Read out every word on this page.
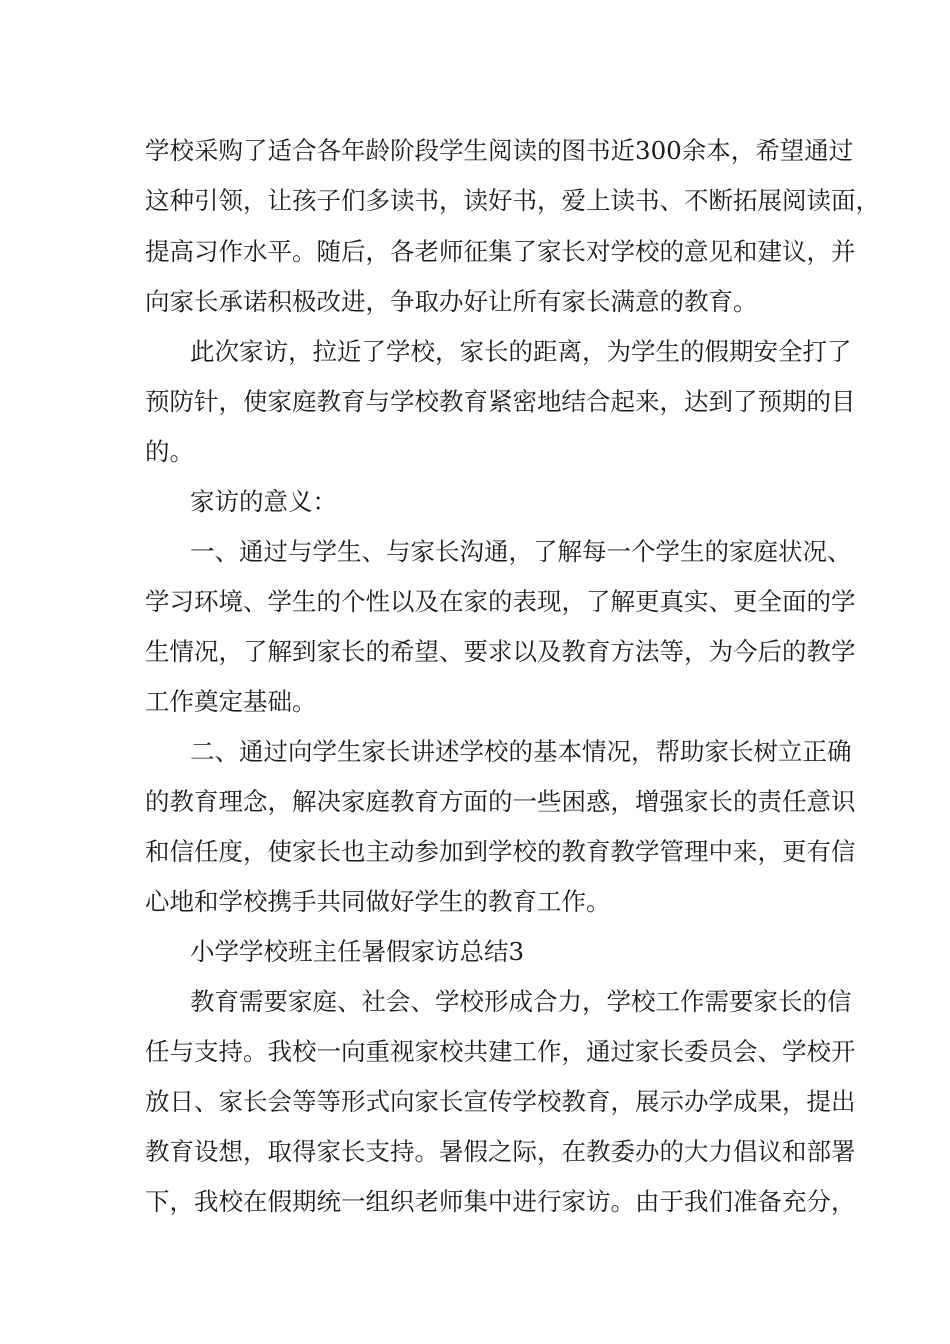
学校采购了适合各年龄阶段学生阅读的图书近300余本，希望通过
这种引领，让孩子们多读书，读好书，爱上读书、不断拓展阅读面，
提高习作水平。随后，各老师征集了家长对学校的意见和建议，并
向家长承诺积极改进，争取办好让所有家长满意的教育。
此次家访，拉近了学校，家长的距离，为学生的假期安全打了
预防针，使家庭教育与学校教育紧密地结合起来，达到了预期的目
的。
家访的意义：
一、通过与学生、与家长沟通，了解每一个学生的家庭状况、
学习环境、学生的个性以及在家的表现，了解更真实、更全面的学
生情况，了解到家长的希望、要求以及教育方法等，为今后的教学
工作奠定基础。
二、通过向学生家长讲述学校的基本情况，帮助家长树立正确
的教育理念，解决家庭教育方面的一些困惑，增强家长的责任意识
和信任度，使家长也主动参加到学校的教育教学管理中来，更有信
心地和学校携手共同做好学生的教育工作。
小学学校班主任暑假家访总结3
教育需要家庭、社会、学校形成合力，学校工作需要家长的信
任与支持。我校一向重视家校共建工作，通过家长委员会、学校开
放日、家长会等等形式向家长宣传学校教育，展示办学成果，提出
教育设想，取得家长支持。暑假之际，在教委办的大力倡议和部署
下，我校在假期统一组织老师集中进行家访。由于我们准备充分，
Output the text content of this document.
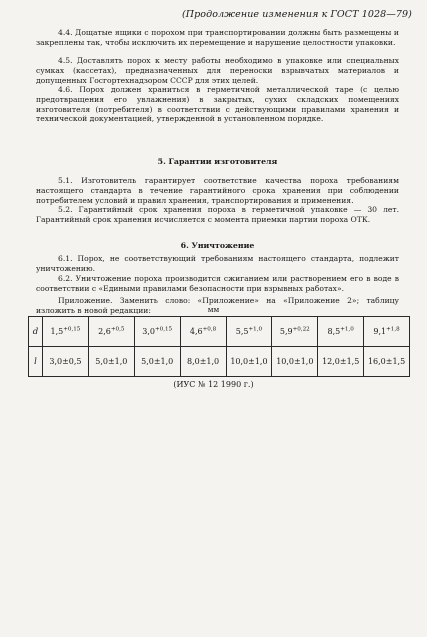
(Продолжение изменения к ГОСТ 1028—79)
4.4. Дощатые ящики с порохом при транспортировании должны быть размещены и закреплены так, чтобы исключить их перемещение и нарушение целостности упаковки.
4.5. Доставлять порох к месту работы необходимо в упаковке или специальных сумках (кассетах), предназначенных для переноски взрывчатых материалов и допущенных Госгортехнадзором СССР для этих целей.
4.6. Порох должен храниться в герметичной металлической таре (с целью предотвращения его увлажнения) в закрытых, сухих складских помещениях изготовителя (потребителя) в соответствии с действующими правилами хранения и технической документацией, утвержденной в установленном порядке.
5. Гарантии изготовителя
5.1. Изготовитель гарантирует соответствие качества пороха требованиям настоящего стандарта в течение гарантийного срока хранения при соблюдении потребителем условий и правил хранения, транспортирования и применения.
5.2. Гарантийный срок хранения пороха в герметичной упаковке — 30 лет. Гарантийный срок хранения исчисляется с момента приемки партии пороха ОТК.
6. Уничтожение
6.1. Порох, не соответствующий требованиям настоящего стандарта, подлежит уничтожению.
6.2. Уничтожение пороха производится сжиганием или растворением его в воде в соответствии с «Едиными правилами безопасности при взрывных работах».
Приложение. Заменить слово: «Приложение» на «Приложение 2»; таблицу изложить в новой редакции:	мм
d	$1,5^{+0,15}$	$2,6^{+0,5}$	$3,0^{+0,15}$	$4,6^{+0,8}$	$5,5^{+1,0}$	$5,9^{+0,22}$	$8,5^{+1,0}$	$9,1^{+1,8}$
l	3,0±0,5	5,0±1,0	5,0±1,0	8,0±1,0	10,0±1,0	10,0±1,0	12,0±1,5	16,0±1,5
(ИУС № 12 1990 г.)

GIVEN EXERCISE:
Write out the listing word for word, omitting the pictures it holds.

ANSWER TO THE TASK:
Read out every word on this page.
学校采购了适合各年龄阶段学生阅读的图书近300余本，希望通过
这种引领，让孩子们多读书，读好书，爱上读书、不断拓展阅读面，
提高习作水平。随后，各老师征集了家长对学校的意见和建议，并
向家长承诺积极改进，争取办好让所有家长满意的教育。
此次家访，拉近了学校，家长的距离，为学生的假期安全打了
预防针，使家庭教育与学校教育紧密地结合起来，达到了预期的目
的。
家访的意义：
一、通过与学生、与家长沟通，了解每一个学生的家庭状况、
学习环境、学生的个性以及在家的表现，了解更真实、更全面的学
生情况，了解到家长的希望、要求以及教育方法等，为今后的教学
工作奠定基础。
二、通过向学生家长讲述学校的基本情况，帮助家长树立正确
的教育理念，解决家庭教育方面的一些困惑，增强家长的责任意识
和信任度，使家长也主动参加到学校的教育教学管理中来，更有信
心地和学校携手共同做好学生的教育工作。
小学学校班主任暑假家访总结3
教育需要家庭、社会、学校形成合力，学校工作需要家长的信
任与支持。我校一向重视家校共建工作，通过家长委员会、学校开
放日、家长会等等形式向家长宣传学校教育，展示办学成果，提出
教育设想，取得家长支持。暑假之际，在教委办的大力倡议和部署
下，我校在假期统一组织老师集中进行家访。由于我们准备充分，
Output the text content of this document.
(Продолжение изменения к ГОСТ 1028—79)
4.4. Дощатые ящики с порохом при транспортировании должны быть размещены и закреплены так, чтобы исключить их перемещение и нарушение целостности упаковки.
4.5. Доставлять порох к месту работы необходимо в упаковке или специальных сумках (кассетах), предназначенных для переноски взрывчатых материалов и допущенных Госгортехнадзором СССР для этих целей.
4.6. Порох должен храниться в герметичной металлической таре (с целью предотвращения его увлажнения) в закрытых, сухих складских помещениях изготовителя (потребителя) в соответствии с действующими правилами хранения и технической документацией, утвержденной в установленном порядке.
5. Гарантии изготовителя
5.1. Изготовитель гарантирует соответствие качества пороха требованиям настоящего стандарта в течение гарантийного срока хранения при соблюдении потребителем условий и правил хранения, транспортирования и применения.
5.2. Гарантийный срок хранения пороха в герметичной упаковке — 30 лет. Гарантийный срок хранения исчисляется с момента приемки партии пороха ОТК.
6. Уничтожение
6.1. Порох, не соответствующий требованиям настоящего стандарта, подлежит уничтожению.
6.2. Уничтожение пороха производится сжиганием или растворением его в воде в соответствии с «Едиными правилами безопасности при взрывных работах».
Приложение. Заменить слово: «Приложение» на «Приложение 2»; таблицу изложить в новой редакции:	мм
d	$1,5^{+0,15}$	$2,6^{+0,5}$	$3,0^{+0,15}$	$4,6^{+0,8}$	$5,5^{+1,0}$	$5,9^{+0,22}$	$8,5^{+1,0}$	$9,1^{+1,8}$
l	3,0±0,5	5,0±1,0	5,0±1,0	8,0±1,0	10,0±1,0	10,0±1,0	12,0±1,5	16,0±1,5
(ИУС № 12 1990 г.)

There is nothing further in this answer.